▸ **Exercise aim**: Retype every entry in its entirety, without alteration.

□ □ □

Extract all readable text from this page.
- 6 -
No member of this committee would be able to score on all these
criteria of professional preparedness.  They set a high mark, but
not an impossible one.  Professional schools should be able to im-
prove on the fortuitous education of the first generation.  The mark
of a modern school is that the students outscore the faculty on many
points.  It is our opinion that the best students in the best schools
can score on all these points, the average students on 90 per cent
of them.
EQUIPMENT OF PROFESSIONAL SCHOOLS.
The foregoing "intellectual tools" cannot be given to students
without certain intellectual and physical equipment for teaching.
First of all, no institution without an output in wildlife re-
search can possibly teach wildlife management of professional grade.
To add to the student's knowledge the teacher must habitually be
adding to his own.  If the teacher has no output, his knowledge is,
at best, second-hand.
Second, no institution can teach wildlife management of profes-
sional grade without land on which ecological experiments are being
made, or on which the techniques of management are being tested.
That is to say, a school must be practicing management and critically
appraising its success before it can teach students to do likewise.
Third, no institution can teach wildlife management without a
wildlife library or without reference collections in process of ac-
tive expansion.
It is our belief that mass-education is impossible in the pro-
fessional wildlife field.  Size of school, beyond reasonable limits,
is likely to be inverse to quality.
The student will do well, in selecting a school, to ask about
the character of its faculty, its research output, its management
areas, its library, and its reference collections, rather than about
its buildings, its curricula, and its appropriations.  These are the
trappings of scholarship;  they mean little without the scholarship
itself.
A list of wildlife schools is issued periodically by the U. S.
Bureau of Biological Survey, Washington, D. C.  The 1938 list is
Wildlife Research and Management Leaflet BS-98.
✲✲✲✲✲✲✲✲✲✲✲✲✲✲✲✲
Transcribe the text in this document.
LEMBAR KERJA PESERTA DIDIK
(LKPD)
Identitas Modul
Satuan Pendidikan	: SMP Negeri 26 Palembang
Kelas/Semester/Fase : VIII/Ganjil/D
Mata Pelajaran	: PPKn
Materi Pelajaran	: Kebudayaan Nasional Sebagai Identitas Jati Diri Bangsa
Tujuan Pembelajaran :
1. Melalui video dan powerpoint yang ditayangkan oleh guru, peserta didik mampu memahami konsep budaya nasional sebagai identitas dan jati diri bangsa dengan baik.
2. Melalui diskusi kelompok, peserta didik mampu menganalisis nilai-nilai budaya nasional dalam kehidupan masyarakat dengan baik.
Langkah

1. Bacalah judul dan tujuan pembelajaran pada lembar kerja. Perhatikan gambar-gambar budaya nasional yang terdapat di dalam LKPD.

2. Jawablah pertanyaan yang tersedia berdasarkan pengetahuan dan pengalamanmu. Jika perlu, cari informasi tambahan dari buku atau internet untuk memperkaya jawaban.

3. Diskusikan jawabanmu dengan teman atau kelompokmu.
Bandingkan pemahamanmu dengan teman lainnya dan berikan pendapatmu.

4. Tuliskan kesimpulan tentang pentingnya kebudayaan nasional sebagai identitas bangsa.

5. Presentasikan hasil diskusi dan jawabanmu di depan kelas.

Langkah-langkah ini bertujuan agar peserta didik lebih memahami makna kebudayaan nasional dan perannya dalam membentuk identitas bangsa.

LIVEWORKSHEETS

□ □ □

▸ **Response to this task**:
Extract all readable text from this page.
- 6 -
No member of this committee would be able to score on all these
criteria of professional preparedness.  They set a high mark, but
not an impossible one.  Professional schools should be able to im-
prove on the fortuitous education of the first generation.  The mark
of a modern school is that the students outscore the faculty on many
points.  It is our opinion that the best students in the best schools
can score on all these points, the average students on 90 per cent
of them.
EQUIPMENT OF PROFESSIONAL SCHOOLS.
The foregoing "intellectual tools" cannot be given to students
without certain intellectual and physical equipment for teaching.
First of all, no institution without an output in wildlife re-
search can possibly teach wildlife management of professional grade.
To add to the student's knowledge the teacher must habitually be
adding to his own.  If the teacher has no output, his knowledge is,
at best, second-hand.
Second, no institution can teach wildlife management of profes-
sional grade without land on which ecological experiments are being
made, or on which the techniques of management are being tested.
That is to say, a school must be practicing management and critically
appraising its success before it can teach students to do likewise.
Third, no institution can teach wildlife management without a
wildlife library or without reference collections in process of ac-
tive expansion.
It is our belief that mass-education is impossible in the pro-
fessional wildlife field.  Size of school, beyond reasonable limits,
is likely to be inverse to quality.
The student will do well, in selecting a school, to ask about
the character of its faculty, its research output, its management
areas, its library, and its reference collections, rather than about
its buildings, its curricula, and its appropriations.  These are the
trappings of scholarship;  they mean little without the scholarship
itself.
A list of wildlife schools is issued periodically by the U. S.
Bureau of Biological Survey, Washington, D. C.  The 1938 list is
Wildlife Research and Management Leaflet BS-98.
✲✲✲✲✲✲✲✲✲✲✲✲✲✲✲✲
Transcribe the text in this document.
LEMBAR KERJA PESERTA DIDIK
(LKPD)
Identitas Modul
Satuan Pendidikan	: SMP Negeri 26 Palembang
Kelas/Semester/Fase : VIII/Ganjil/D
Mata Pelajaran	: PPKn
Materi Pelajaran	: Kebudayaan Nasional Sebagai Identitas Jati Diri Bangsa
Tujuan Pembelajaran :
1. Melalui video dan powerpoint yang ditayangkan oleh guru, peserta didik mampu memahami konsep budaya nasional sebagai identitas dan jati diri bangsa dengan baik.
2. Melalui diskusi kelompok, peserta didik mampu menganalisis nilai-nilai budaya nasional dalam kehidupan masyarakat dengan baik.
Langkah

1. Bacalah judul dan tujuan pembelajaran pada lembar kerja. Perhatikan gambar-gambar budaya nasional yang terdapat di dalam LKPD.

2. Jawablah pertanyaan yang tersedia berdasarkan pengetahuan dan pengalamanmu. Jika perlu, cari informasi tambahan dari buku atau internet untuk memperkaya jawaban.

3. Diskusikan jawabanmu dengan teman atau kelompokmu.
Bandingkan pemahamanmu dengan teman lainnya dan berikan pendapatmu.

4. Tuliskan kesimpulan tentang pentingnya kebudayaan nasional sebagai identitas bangsa.

5. Presentasikan hasil diskusi dan jawabanmu di depan kelas.

Langkah-langkah ini bertujuan agar peserta didik lebih memahami makna kebudayaan nasional dan perannya dalam membentuk identitas bangsa.

LIVEWORKSHEETS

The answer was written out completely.